Exercise objective: Transcribe the entries that follow, word for word.

Supplied data:
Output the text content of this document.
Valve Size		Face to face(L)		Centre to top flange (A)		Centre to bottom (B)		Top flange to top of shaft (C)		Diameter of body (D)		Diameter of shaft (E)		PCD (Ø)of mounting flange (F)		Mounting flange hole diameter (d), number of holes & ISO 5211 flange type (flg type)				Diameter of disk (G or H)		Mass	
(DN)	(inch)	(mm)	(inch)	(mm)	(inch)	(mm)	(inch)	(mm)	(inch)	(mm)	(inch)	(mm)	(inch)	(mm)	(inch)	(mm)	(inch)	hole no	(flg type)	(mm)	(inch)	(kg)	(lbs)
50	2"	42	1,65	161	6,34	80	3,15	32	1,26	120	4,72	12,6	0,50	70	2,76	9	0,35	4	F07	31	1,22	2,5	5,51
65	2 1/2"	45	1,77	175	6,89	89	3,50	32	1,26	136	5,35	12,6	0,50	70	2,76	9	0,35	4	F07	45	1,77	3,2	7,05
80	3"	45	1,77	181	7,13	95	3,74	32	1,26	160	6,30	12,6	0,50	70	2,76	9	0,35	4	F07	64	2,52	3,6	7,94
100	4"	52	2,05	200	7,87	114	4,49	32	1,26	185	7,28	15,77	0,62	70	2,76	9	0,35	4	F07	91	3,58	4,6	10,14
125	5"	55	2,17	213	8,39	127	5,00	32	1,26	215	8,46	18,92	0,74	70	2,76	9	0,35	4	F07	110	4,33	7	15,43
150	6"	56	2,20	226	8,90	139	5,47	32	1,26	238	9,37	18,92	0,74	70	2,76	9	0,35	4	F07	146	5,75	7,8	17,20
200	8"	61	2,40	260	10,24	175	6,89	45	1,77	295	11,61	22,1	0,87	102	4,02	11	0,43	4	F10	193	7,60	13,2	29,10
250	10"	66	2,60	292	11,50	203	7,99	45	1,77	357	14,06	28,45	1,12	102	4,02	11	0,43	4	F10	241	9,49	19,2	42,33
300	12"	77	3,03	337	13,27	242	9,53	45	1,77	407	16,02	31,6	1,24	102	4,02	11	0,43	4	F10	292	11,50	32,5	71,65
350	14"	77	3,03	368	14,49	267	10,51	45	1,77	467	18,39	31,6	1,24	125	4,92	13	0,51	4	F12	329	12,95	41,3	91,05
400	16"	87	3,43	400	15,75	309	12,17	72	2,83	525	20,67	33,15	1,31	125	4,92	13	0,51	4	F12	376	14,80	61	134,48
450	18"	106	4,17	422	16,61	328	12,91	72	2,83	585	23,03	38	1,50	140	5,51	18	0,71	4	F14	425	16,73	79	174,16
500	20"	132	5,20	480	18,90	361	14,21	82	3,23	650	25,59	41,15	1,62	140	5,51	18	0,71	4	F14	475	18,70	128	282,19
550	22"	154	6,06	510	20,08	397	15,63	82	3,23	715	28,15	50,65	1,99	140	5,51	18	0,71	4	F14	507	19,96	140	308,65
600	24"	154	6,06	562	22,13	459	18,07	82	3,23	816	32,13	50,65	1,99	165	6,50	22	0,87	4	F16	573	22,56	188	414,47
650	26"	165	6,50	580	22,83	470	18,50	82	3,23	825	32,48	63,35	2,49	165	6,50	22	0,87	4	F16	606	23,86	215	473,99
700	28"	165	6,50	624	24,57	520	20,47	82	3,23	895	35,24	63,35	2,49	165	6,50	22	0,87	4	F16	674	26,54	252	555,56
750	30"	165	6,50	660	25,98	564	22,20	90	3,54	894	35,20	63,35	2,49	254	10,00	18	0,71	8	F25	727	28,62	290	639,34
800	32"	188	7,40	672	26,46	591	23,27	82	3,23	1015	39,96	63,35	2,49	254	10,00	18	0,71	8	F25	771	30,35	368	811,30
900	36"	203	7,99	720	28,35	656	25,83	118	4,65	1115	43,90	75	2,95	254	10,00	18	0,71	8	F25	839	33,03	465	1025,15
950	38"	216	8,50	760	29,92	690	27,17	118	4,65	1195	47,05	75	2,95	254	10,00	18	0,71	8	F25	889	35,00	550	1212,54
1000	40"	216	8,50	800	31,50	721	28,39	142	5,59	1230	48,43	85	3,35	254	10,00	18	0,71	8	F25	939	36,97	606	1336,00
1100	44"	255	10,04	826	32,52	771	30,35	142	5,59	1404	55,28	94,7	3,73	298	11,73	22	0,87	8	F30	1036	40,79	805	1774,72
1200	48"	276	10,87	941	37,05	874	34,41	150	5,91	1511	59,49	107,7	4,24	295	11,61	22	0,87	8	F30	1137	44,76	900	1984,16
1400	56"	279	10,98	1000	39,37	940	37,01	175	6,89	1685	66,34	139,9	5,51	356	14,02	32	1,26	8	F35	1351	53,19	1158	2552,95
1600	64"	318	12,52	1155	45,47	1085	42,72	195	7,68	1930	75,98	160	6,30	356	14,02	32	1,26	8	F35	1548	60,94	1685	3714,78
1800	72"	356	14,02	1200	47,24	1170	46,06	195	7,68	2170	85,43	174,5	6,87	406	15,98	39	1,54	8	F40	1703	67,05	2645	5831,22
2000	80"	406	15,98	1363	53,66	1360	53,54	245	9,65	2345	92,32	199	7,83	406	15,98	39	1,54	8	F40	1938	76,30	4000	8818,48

Worked answer:
Output the text content of this document.
Valve Size		Face to face(L)		Centre to top flange (A)		Centre to bottom (B)		Top flange to top of shaft (C)		Diameter of body (D)		Diameter of shaft (E)		PCD (Ø)of mounting flange (F)		Mounting flange hole diameter (d), number of holes & ISO 5211 flange type (flg type)				Diameter of disk (G or H)		Mass	
(DN)	(inch)	(mm)	(inch)	(mm)	(inch)	(mm)	(inch)	(mm)	(inch)	(mm)	(inch)	(mm)	(inch)	(mm)	(inch)	(mm)	(inch)	hole no	(flg type)	(mm)	(inch)	(kg)	(lbs)
50	2"	42	1,65	161	6,34	80	3,15	32	1,26	120	4,72	12,6	0,50	70	2,76	9	0,35	4	F07	31	1,22	2,5	5,51
65	2 1/2"	45	1,77	175	6,89	89	3,50	32	1,26	136	5,35	12,6	0,50	70	2,76	9	0,35	4	F07	45	1,77	3,2	7,05
80	3"	45	1,77	181	7,13	95	3,74	32	1,26	160	6,30	12,6	0,50	70	2,76	9	0,35	4	F07	64	2,52	3,6	7,94
100	4"	52	2,05	200	7,87	114	4,49	32	1,26	185	7,28	15,77	0,62	70	2,76	9	0,35	4	F07	91	3,58	4,6	10,14
125	5"	55	2,17	213	8,39	127	5,00	32	1,26	215	8,46	18,92	0,74	70	2,76	9	0,35	4	F07	110	4,33	7	15,43
150	6"	56	2,20	226	8,90	139	5,47	32	1,26	238	9,37	18,92	0,74	70	2,76	9	0,35	4	F07	146	5,75	7,8	17,20
200	8"	61	2,40	260	10,24	175	6,89	45	1,77	295	11,61	22,1	0,87	102	4,02	11	0,43	4	F10	193	7,60	13,2	29,10
250	10"	66	2,60	292	11,50	203	7,99	45	1,77	357	14,06	28,45	1,12	102	4,02	11	0,43	4	F10	241	9,49	19,2	42,33
300	12"	77	3,03	337	13,27	242	9,53	45	1,77	407	16,02	31,6	1,24	102	4,02	11	0,43	4	F10	292	11,50	32,5	71,65
350	14"	77	3,03	368	14,49	267	10,51	45	1,77	467	18,39	31,6	1,24	125	4,92	13	0,51	4	F12	329	12,95	41,3	91,05
400	16"	87	3,43	400	15,75	309	12,17	72	2,83	525	20,67	33,15	1,31	125	4,92	13	0,51	4	F12	376	14,80	61	134,48
450	18"	106	4,17	422	16,61	328	12,91	72	2,83	585	23,03	38	1,50	140	5,51	18	0,71	4	F14	425	16,73	79	174,16
500	20"	132	5,20	480	18,90	361	14,21	82	3,23	650	25,59	41,15	1,62	140	5,51	18	0,71	4	F14	475	18,70	128	282,19
550	22"	154	6,06	510	20,08	397	15,63	82	3,23	715	28,15	50,65	1,99	140	5,51	18	0,71	4	F14	507	19,96	140	308,65
600	24"	154	6,06	562	22,13	459	18,07	82	3,23	816	32,13	50,65	1,99	165	6,50	22	0,87	4	F16	573	22,56	188	414,47
650	26"	165	6,50	580	22,83	470	18,50	82	3,23	825	32,48	63,35	2,49	165	6,50	22	0,87	4	F16	606	23,86	215	473,99
700	28"	165	6,50	624	24,57	520	20,47	82	3,23	895	35,24	63,35	2,49	165	6,50	22	0,87	4	F16	674	26,54	252	555,56
750	30"	165	6,50	660	25,98	564	22,20	90	3,54	894	35,20	63,35	2,49	254	10,00	18	0,71	8	F25	727	28,62	290	639,34
800	32"	188	7,40	672	26,46	591	23,27	82	3,23	1015	39,96	63,35	2,49	254	10,00	18	0,71	8	F25	771	30,35	368	811,30
900	36"	203	7,99	720	28,35	656	25,83	118	4,65	1115	43,90	75	2,95	254	10,00	18	0,71	8	F25	839	33,03	465	1025,15
950	38"	216	8,50	760	29,92	690	27,17	118	4,65	1195	47,05	75	2,95	254	10,00	18	0,71	8	F25	889	35,00	550	1212,54
1000	40"	216	8,50	800	31,50	721	28,39	142	5,59	1230	48,43	85	3,35	254	10,00	18	0,71	8	F25	939	36,97	606	1336,00
1100	44"	255	10,04	826	32,52	771	30,35	142	5,59	1404	55,28	94,7	3,73	298	11,73	22	0,87	8	F30	1036	40,79	805	1774,72
1200	48"	276	10,87	941	37,05	874	34,41	150	5,91	1511	59,49	107,7	4,24	295	11,61	22	0,87	8	F30	1137	44,76	900	1984,16
1400	56"	279	10,98	1000	39,37	940	37,01	175	6,89	1685	66,34	139,9	5,51	356	14,02	32	1,26	8	F35	1351	53,19	1158	2552,95
1600	64"	318	12,52	1155	45,47	1085	42,72	195	7,68	1930	75,98	160	6,30	356	14,02	32	1,26	8	F35	1548	60,94	1685	3714,78
1800	72"	356	14,02	1200	47,24	1170	46,06	195	7,68	2170	85,43	174,5	6,87	406	15,98	39	1,54	8	F40	1703	67,05	2645	5831,22
2000	80"	406	15,98	1363	53,66	1360	53,54	245	9,65	2345	92,32	199	7,83	406	15,98	39	1,54	8	F40	1938	76,30	4000	8818,48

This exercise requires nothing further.